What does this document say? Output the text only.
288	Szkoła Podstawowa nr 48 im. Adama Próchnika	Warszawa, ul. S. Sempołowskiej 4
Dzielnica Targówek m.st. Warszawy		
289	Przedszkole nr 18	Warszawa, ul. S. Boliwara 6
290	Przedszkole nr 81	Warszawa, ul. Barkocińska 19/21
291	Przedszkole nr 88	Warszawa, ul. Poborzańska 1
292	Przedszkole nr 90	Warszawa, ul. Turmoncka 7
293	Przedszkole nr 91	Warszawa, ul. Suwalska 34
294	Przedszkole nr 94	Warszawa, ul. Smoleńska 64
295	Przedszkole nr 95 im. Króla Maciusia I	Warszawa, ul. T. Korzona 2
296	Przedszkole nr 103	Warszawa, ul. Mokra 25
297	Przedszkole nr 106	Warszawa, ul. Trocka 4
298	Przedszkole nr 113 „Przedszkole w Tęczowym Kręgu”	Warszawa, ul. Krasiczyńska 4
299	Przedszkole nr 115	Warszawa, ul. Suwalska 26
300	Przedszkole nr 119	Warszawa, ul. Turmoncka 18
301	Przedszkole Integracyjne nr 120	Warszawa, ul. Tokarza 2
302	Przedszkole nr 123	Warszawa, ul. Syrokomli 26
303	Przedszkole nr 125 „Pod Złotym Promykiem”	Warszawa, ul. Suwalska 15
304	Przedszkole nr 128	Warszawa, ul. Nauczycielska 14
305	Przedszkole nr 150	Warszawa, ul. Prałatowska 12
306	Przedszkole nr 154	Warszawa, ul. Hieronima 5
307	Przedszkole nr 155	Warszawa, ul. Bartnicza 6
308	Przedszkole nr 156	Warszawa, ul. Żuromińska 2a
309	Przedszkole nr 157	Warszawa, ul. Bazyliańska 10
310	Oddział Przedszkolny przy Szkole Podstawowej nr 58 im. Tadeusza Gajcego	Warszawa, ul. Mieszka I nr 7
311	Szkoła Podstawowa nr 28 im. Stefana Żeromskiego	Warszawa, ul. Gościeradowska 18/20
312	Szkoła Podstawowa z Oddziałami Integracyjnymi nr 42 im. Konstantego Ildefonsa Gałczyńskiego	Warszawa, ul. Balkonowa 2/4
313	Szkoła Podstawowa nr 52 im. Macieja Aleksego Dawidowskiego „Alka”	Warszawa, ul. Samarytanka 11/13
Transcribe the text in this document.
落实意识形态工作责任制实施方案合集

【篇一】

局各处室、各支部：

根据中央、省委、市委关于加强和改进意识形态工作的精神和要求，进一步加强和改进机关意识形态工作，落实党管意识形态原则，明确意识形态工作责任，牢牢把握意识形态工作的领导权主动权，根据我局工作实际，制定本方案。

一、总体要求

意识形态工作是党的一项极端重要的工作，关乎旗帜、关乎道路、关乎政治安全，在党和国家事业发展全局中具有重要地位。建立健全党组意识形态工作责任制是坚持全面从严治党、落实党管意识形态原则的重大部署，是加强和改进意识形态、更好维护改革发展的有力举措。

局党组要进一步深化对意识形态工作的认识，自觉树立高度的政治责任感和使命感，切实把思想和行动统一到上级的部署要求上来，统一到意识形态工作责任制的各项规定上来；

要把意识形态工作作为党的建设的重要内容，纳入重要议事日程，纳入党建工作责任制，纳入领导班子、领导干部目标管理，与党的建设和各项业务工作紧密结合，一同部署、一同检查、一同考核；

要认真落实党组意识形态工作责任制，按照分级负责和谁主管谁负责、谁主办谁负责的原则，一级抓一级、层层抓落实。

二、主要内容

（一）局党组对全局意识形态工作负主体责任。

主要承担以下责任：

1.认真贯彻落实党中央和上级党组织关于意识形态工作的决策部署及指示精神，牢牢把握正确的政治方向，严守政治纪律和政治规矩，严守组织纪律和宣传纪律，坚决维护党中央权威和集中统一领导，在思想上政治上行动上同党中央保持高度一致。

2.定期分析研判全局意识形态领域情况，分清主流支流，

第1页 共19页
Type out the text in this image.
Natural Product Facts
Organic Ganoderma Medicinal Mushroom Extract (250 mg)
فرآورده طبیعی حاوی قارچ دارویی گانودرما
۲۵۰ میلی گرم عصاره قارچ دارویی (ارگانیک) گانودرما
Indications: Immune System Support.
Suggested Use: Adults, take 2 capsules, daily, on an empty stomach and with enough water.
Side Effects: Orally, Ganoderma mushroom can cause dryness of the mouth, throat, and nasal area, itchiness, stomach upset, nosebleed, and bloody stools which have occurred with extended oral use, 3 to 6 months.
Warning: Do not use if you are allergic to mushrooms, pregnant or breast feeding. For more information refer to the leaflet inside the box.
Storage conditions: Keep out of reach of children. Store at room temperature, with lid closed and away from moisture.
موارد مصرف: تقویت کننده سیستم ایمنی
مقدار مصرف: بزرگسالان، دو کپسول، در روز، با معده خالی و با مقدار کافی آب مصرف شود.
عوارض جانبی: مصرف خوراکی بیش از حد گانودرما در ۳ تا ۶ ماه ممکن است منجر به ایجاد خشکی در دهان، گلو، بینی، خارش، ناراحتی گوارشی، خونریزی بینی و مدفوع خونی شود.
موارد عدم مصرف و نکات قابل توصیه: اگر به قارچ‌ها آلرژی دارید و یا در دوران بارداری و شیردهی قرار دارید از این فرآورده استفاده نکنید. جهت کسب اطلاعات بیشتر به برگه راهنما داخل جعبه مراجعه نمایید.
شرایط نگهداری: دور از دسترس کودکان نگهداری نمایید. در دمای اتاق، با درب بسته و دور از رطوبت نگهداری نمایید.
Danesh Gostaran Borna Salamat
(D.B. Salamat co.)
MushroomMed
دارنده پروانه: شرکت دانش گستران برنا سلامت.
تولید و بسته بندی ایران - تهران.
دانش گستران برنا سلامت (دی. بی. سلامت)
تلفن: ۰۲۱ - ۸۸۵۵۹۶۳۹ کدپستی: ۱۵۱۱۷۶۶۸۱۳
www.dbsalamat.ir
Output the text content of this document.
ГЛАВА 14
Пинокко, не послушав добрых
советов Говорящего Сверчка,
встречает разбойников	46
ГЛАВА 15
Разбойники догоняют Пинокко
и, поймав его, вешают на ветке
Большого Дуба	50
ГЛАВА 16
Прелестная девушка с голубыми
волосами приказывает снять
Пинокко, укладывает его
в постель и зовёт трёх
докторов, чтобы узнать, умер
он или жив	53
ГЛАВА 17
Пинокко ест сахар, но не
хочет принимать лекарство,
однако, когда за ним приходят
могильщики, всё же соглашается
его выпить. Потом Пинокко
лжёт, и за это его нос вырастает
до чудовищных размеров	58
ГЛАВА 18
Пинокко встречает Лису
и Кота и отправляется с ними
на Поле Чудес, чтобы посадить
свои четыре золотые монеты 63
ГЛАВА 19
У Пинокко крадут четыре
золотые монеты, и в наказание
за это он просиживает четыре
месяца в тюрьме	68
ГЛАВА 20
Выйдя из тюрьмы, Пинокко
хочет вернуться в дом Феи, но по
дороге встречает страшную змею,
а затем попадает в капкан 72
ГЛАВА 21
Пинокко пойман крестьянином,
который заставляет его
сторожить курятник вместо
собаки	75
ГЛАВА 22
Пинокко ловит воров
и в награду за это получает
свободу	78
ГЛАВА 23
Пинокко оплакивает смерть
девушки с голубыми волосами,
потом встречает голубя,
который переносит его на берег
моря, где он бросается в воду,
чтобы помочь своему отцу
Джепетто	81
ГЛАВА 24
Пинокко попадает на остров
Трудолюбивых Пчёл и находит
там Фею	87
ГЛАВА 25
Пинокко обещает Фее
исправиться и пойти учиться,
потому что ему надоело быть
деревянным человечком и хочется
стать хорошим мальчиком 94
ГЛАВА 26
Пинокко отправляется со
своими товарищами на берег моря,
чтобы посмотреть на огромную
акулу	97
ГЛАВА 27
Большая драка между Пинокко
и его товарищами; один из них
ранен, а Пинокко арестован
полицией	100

● ● ●

Aim -
Pull every line holding "Ganoderma" out of the records.

Solution to the exercise -
Organic Ganoderma Medicinal Mushroom Extract (250 mg)
Side Effects: Orally, Ganoderma mushroom can cause dryness of the mouth, throat, and nasal area, itchiness, stomach upset, nosebleed, and bloody stools which have occurred with extended oral use, 3 to 6 months.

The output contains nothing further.